Scan the records for the word "benefit". Copy each line that includes it.

** Raw records **
——
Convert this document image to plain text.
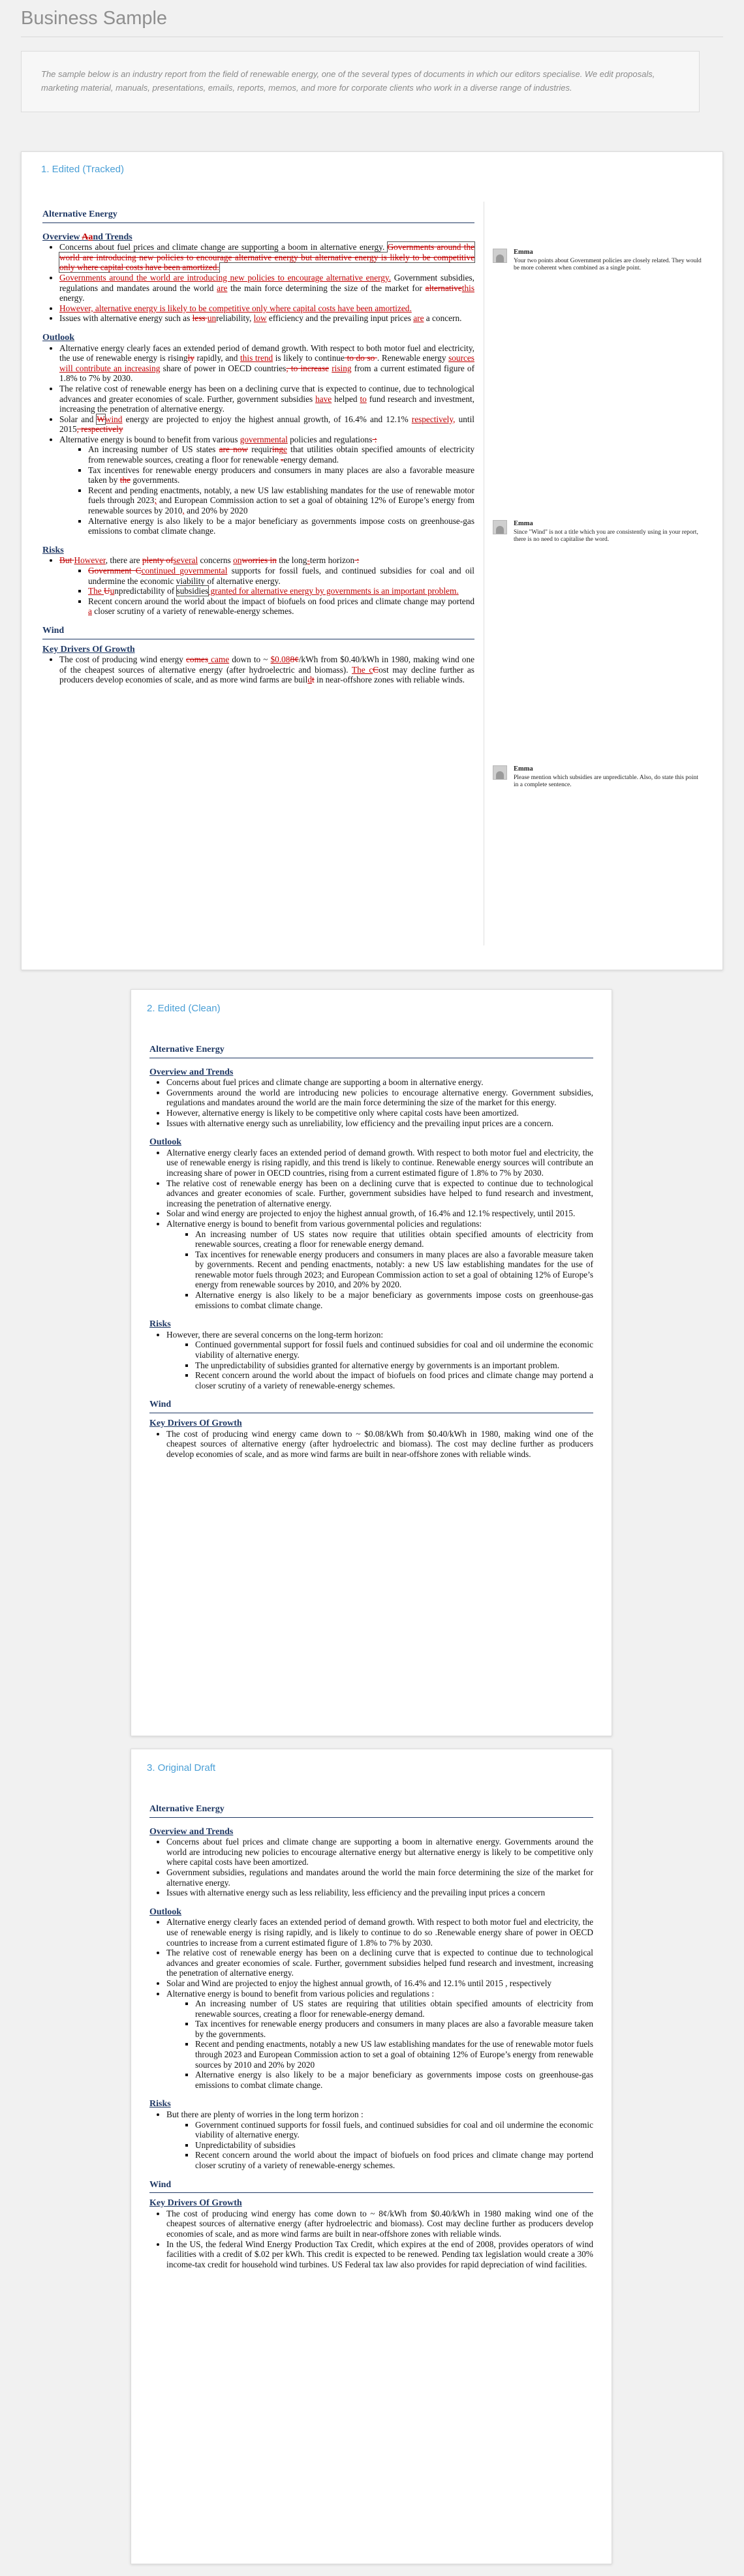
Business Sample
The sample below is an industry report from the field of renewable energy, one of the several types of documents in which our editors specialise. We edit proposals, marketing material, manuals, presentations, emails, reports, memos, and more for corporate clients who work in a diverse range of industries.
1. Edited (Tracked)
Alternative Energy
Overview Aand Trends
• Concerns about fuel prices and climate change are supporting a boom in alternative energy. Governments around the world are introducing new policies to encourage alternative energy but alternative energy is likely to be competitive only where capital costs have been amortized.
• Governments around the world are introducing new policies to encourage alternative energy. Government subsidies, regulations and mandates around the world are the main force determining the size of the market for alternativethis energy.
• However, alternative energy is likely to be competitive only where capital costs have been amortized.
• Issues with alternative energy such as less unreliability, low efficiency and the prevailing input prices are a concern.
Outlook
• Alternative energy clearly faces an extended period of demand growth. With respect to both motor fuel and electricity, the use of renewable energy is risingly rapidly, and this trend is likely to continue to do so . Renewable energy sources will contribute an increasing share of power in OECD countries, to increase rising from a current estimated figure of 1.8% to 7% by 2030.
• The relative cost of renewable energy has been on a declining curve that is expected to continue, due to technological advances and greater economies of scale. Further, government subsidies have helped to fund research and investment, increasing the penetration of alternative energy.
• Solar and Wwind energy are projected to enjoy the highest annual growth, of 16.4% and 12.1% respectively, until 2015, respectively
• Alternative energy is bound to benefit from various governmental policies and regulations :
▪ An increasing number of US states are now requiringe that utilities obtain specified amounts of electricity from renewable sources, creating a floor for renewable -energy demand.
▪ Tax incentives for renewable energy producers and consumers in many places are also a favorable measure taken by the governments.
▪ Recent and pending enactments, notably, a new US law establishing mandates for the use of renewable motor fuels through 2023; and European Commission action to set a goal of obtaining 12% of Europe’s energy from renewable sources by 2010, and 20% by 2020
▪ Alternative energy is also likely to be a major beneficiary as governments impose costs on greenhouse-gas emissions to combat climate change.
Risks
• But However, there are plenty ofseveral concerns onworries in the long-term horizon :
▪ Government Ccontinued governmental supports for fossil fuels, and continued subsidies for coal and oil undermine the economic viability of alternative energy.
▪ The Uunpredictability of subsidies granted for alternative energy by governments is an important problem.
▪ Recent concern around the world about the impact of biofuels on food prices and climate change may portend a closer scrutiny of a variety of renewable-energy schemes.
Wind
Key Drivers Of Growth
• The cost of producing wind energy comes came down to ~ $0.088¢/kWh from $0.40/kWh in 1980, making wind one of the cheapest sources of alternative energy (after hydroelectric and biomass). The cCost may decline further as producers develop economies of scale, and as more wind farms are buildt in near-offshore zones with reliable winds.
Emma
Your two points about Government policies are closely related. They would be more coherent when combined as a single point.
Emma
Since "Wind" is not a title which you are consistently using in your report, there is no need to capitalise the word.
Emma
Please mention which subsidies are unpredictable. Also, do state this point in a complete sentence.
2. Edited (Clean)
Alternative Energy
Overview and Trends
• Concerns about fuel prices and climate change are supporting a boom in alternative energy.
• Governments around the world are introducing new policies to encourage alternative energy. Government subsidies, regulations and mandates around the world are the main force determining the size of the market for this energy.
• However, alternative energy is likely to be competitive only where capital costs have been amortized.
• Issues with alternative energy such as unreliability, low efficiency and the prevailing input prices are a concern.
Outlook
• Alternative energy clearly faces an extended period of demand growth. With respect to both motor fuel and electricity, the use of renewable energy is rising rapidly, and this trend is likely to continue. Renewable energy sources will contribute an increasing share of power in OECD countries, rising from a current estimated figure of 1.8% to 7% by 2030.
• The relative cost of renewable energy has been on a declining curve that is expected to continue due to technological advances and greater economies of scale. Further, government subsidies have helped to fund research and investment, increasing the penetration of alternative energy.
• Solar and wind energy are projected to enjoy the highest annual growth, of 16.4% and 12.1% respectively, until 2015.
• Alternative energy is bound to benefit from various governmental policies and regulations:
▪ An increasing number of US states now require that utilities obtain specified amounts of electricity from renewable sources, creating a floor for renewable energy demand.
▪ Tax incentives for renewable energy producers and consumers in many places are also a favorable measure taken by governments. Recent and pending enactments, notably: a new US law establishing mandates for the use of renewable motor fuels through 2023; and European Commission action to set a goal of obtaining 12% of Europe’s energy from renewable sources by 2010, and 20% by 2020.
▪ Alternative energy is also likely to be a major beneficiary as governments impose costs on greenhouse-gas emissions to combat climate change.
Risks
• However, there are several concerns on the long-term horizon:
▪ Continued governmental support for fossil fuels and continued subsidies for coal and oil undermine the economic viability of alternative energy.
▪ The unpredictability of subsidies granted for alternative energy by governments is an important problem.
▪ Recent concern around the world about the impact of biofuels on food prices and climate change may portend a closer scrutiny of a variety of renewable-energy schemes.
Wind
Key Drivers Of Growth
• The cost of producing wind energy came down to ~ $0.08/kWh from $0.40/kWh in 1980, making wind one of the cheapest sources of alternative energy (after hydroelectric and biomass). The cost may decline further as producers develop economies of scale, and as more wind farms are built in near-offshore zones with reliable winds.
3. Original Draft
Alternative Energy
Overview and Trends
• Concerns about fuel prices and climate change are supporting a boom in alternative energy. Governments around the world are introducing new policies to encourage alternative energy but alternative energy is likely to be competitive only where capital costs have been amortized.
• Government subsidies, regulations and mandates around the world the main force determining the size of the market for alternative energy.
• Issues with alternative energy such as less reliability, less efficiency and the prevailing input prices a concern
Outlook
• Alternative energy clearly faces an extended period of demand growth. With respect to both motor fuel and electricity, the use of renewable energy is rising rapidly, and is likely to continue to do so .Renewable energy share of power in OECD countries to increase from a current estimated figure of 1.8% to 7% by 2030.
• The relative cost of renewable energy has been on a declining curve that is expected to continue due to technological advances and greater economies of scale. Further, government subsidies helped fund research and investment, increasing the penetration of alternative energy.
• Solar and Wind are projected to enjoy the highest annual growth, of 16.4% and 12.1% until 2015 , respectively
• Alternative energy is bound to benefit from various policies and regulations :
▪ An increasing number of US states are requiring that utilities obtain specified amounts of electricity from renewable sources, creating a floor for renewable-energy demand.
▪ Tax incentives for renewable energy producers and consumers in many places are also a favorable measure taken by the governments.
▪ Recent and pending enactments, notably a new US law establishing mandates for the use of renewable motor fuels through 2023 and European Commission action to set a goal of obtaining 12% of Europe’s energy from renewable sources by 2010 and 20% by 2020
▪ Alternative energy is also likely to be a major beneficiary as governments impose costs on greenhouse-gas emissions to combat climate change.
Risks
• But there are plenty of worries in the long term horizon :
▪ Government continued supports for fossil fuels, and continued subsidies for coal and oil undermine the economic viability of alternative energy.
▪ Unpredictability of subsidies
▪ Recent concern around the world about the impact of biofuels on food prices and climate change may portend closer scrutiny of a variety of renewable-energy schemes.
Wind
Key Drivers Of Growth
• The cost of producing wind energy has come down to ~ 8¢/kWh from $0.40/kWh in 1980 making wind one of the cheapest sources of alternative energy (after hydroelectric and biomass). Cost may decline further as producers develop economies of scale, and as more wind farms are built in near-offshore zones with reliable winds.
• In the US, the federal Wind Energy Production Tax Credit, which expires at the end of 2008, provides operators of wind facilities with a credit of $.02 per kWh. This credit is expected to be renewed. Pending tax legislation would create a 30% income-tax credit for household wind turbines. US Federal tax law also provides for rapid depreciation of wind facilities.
——
** Result **
• Alternative energy is bound to benefit from various governmental policies and regulations :
• Alternative energy is bound to benefit from various governmental policies and regulations:
• Alternative energy is bound to benefit from various policies and regulations :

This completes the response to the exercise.